▸ **Task to complete**: Below are some entries. Copy each line that holds the string "name".

== Record excerpts

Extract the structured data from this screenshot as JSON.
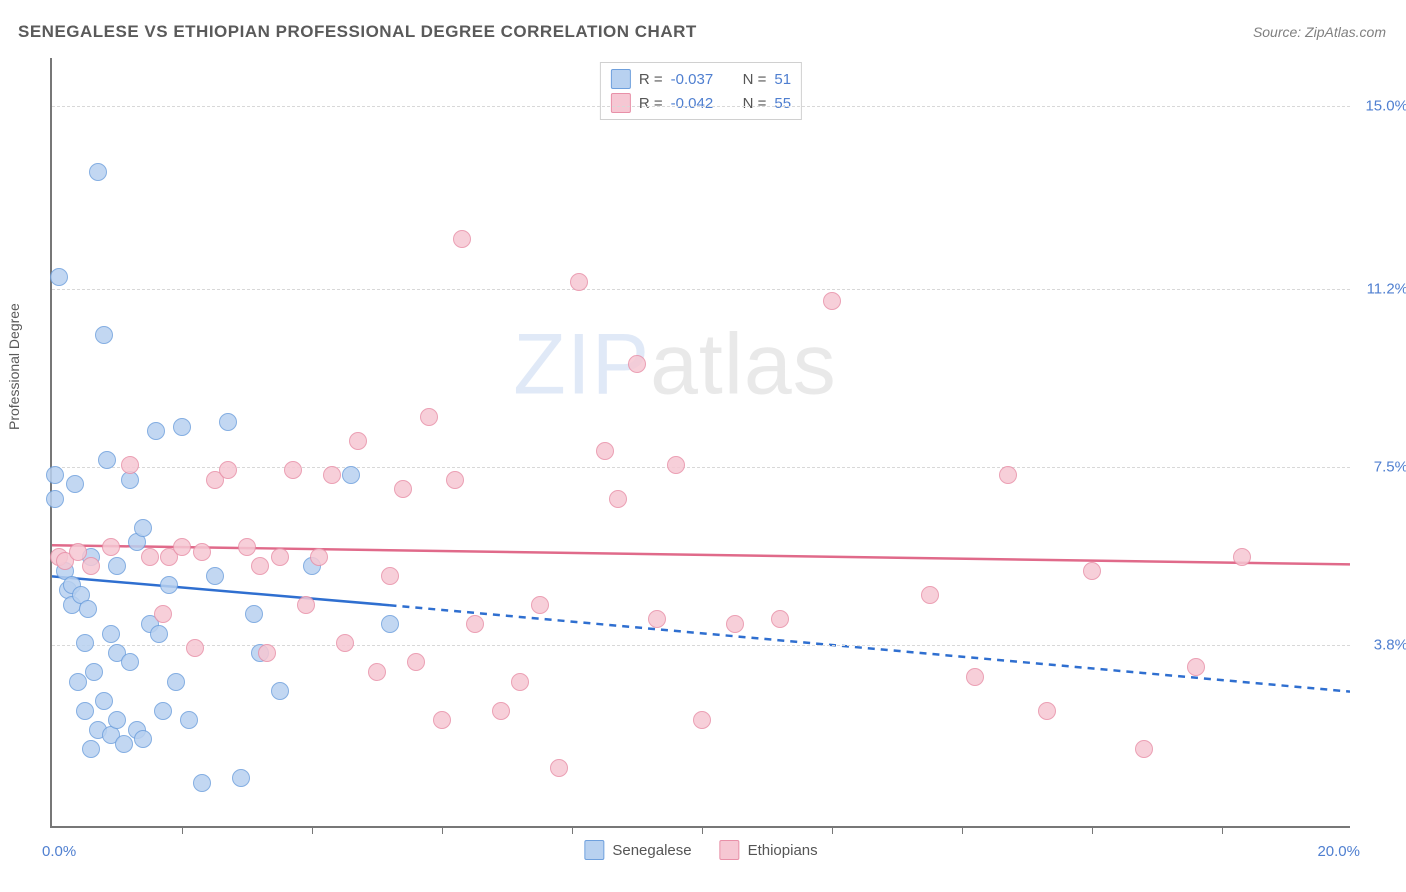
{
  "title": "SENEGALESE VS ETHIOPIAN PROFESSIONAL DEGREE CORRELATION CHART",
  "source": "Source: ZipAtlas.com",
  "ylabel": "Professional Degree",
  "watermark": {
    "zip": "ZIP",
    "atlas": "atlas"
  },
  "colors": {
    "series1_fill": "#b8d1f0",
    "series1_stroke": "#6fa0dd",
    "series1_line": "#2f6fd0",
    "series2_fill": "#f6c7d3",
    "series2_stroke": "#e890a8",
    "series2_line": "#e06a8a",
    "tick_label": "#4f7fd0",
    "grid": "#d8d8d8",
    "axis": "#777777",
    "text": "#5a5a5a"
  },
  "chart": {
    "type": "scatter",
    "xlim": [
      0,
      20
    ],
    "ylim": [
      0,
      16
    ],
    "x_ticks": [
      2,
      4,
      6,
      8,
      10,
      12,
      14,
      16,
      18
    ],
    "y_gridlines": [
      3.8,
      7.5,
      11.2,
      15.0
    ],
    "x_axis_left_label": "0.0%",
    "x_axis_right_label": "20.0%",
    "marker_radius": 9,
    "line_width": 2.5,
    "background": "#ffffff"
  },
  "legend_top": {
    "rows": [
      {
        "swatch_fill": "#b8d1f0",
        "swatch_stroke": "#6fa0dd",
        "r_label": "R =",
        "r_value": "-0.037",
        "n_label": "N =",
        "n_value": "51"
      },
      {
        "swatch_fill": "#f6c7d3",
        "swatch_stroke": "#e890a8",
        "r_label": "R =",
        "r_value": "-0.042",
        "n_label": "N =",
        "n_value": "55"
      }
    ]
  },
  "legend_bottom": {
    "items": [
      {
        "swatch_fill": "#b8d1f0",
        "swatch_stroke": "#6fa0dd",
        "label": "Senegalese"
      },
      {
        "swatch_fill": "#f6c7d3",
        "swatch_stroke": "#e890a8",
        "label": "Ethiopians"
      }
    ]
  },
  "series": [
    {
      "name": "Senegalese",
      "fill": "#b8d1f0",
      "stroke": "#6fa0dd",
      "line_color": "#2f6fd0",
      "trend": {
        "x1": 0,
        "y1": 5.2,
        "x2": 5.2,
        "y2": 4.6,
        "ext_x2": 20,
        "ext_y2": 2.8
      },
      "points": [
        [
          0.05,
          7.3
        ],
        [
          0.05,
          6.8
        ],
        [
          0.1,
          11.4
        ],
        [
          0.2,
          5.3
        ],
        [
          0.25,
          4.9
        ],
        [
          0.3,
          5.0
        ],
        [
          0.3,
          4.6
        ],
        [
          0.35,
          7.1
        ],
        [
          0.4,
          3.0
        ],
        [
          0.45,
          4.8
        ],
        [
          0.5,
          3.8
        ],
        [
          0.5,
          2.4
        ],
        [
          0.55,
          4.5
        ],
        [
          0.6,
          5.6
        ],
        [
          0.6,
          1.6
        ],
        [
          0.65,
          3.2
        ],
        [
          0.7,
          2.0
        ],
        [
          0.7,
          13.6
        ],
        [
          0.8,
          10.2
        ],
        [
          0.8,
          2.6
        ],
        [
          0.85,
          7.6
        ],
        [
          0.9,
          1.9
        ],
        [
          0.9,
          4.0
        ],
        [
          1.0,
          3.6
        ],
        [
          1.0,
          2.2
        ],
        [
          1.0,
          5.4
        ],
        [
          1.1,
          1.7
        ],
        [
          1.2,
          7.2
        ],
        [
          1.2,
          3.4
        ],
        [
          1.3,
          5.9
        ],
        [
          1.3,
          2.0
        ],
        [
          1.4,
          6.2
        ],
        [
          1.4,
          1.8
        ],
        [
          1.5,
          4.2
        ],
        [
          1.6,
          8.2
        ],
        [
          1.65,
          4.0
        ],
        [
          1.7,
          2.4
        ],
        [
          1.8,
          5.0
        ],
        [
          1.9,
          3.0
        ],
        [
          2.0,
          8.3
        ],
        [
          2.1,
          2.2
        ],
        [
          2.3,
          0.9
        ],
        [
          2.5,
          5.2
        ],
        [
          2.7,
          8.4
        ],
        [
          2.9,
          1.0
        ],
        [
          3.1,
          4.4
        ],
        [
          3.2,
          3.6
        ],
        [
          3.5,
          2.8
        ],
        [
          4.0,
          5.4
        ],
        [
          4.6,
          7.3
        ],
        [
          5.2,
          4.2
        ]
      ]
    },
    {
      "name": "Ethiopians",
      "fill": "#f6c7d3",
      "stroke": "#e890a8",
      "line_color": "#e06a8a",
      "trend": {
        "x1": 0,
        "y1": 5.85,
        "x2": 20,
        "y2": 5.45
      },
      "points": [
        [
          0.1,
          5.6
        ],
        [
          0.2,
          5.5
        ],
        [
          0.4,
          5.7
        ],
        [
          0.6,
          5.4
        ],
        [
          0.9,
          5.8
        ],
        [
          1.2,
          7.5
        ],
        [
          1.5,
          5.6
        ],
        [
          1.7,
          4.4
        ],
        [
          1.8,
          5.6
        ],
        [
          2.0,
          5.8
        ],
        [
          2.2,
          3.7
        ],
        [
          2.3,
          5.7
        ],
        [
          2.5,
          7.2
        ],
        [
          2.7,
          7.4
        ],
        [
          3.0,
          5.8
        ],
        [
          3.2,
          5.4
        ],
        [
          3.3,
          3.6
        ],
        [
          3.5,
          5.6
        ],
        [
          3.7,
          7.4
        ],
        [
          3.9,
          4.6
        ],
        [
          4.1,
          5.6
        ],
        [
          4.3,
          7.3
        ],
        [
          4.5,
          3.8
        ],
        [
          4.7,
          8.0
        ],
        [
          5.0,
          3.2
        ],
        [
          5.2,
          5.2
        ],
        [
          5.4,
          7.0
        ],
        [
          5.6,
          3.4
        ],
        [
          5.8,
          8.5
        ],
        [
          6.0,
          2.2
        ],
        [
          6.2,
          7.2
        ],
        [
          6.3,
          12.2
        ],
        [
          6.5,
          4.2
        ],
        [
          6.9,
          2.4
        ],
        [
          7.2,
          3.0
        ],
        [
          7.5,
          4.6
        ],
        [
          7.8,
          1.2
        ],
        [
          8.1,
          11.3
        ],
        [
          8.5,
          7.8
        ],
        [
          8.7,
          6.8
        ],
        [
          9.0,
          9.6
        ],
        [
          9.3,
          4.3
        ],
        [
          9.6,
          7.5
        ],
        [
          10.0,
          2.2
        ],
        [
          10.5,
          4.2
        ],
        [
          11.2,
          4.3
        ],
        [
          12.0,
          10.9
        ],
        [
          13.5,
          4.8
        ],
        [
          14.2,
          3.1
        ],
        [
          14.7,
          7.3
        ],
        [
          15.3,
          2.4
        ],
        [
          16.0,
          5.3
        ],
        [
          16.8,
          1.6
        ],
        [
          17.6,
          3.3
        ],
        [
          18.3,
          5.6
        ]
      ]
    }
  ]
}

====
== Record excerpts

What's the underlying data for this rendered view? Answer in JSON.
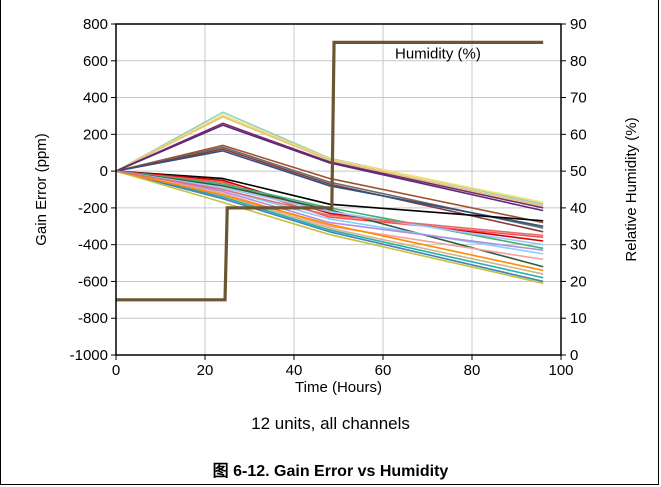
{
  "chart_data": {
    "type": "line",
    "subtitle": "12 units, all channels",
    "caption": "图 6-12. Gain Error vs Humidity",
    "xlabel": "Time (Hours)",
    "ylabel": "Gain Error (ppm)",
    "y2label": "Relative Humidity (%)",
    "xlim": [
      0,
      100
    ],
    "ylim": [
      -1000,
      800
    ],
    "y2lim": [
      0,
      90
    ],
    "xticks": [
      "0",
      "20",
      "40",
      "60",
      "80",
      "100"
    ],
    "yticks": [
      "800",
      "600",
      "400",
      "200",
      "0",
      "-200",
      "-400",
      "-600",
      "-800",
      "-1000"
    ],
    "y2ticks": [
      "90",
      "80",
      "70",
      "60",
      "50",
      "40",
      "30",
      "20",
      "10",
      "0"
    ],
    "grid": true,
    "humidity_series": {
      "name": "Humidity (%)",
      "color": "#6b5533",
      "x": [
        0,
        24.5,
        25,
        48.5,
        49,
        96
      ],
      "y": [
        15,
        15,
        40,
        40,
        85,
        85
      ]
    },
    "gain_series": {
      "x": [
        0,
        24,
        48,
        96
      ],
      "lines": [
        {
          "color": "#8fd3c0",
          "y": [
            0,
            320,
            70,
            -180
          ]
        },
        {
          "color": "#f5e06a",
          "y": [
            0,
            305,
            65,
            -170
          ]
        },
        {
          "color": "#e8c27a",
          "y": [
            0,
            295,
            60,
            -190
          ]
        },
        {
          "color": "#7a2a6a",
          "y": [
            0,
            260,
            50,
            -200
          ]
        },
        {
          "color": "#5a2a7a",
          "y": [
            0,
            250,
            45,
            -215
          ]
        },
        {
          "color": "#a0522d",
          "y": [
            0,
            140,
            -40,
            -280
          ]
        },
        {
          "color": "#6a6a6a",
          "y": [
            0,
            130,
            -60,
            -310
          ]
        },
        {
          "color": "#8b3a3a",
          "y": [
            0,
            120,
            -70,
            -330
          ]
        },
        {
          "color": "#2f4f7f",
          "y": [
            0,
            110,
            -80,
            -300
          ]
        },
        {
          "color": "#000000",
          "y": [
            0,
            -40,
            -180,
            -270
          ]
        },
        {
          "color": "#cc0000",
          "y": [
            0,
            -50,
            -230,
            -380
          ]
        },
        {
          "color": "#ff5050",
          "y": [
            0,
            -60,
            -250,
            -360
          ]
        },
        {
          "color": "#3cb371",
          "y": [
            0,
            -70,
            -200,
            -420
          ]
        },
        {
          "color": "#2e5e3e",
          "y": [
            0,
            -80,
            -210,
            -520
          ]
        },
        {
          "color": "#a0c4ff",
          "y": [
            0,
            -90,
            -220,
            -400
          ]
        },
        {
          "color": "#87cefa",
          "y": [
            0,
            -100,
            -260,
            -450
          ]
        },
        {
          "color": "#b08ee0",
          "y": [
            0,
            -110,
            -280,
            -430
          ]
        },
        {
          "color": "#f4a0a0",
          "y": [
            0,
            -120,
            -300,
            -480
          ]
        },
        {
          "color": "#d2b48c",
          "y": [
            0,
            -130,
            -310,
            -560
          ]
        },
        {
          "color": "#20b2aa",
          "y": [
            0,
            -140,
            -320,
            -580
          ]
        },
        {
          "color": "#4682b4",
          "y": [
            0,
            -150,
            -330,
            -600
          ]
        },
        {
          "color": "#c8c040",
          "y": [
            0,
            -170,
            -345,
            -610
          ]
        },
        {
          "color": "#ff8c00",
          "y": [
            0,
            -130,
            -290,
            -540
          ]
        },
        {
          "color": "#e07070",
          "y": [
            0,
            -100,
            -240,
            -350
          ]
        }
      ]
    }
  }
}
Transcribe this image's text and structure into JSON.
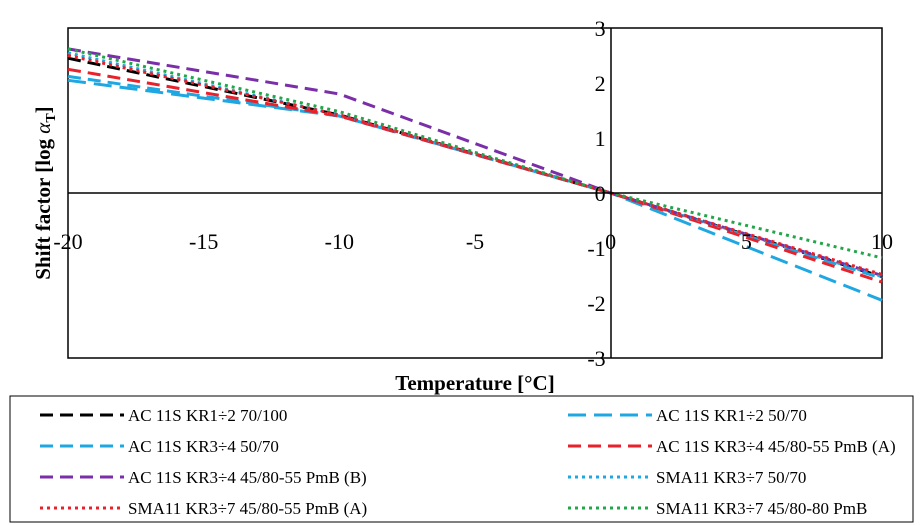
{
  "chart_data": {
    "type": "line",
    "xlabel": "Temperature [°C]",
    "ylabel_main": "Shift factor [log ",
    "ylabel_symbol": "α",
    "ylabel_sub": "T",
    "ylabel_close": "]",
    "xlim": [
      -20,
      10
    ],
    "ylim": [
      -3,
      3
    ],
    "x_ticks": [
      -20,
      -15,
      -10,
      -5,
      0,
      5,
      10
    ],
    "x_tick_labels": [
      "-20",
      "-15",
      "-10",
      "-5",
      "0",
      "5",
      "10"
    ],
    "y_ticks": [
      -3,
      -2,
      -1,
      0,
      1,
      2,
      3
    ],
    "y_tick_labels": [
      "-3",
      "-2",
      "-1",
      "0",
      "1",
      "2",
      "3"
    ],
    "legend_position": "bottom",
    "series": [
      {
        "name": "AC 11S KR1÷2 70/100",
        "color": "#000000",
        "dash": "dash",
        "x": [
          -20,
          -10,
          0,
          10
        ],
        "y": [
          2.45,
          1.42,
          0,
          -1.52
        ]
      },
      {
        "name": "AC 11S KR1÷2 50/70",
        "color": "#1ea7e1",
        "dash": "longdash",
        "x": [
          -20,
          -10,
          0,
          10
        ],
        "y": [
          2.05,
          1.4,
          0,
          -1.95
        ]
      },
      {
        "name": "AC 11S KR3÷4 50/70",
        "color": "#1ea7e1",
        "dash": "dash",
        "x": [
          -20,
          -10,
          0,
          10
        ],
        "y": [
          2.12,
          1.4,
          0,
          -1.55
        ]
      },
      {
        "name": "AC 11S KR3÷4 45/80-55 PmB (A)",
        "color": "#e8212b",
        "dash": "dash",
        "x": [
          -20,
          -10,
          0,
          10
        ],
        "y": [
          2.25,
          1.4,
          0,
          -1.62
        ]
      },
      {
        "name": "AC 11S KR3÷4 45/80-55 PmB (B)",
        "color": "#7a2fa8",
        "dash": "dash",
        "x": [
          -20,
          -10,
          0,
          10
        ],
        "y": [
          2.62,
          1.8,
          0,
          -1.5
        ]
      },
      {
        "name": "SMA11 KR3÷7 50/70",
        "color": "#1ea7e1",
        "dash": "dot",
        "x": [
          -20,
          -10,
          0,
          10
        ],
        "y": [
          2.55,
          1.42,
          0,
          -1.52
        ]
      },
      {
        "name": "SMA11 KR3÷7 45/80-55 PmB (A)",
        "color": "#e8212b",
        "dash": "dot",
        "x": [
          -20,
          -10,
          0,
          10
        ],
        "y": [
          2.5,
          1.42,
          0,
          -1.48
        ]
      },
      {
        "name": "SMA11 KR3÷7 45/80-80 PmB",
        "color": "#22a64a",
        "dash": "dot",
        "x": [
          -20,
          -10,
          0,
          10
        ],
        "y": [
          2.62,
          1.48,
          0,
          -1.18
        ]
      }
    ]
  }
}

====

▸ **Exercise solution**:
      "name": "Senegalese",
      "name": "Ethiopians",
      "name": "Humidity (%)",
        "name": "AC 11S KR1÷2 70/100",
        "name": "AC 11S KR1÷2 50/70",
        "name": "AC 11S KR3÷4 50/70",
        "name": "AC 11S KR3÷4 45/80-55 PmB (A)",
        "name": "AC 11S KR3÷4 45/80-55 PmB (B)",
        "name": "SMA11 KR3÷7 50/70",
        "name": "SMA11 KR3÷7 45/80-55 PmB (A)",
        "name": "SMA11 KR3÷7 45/80-80 PmB",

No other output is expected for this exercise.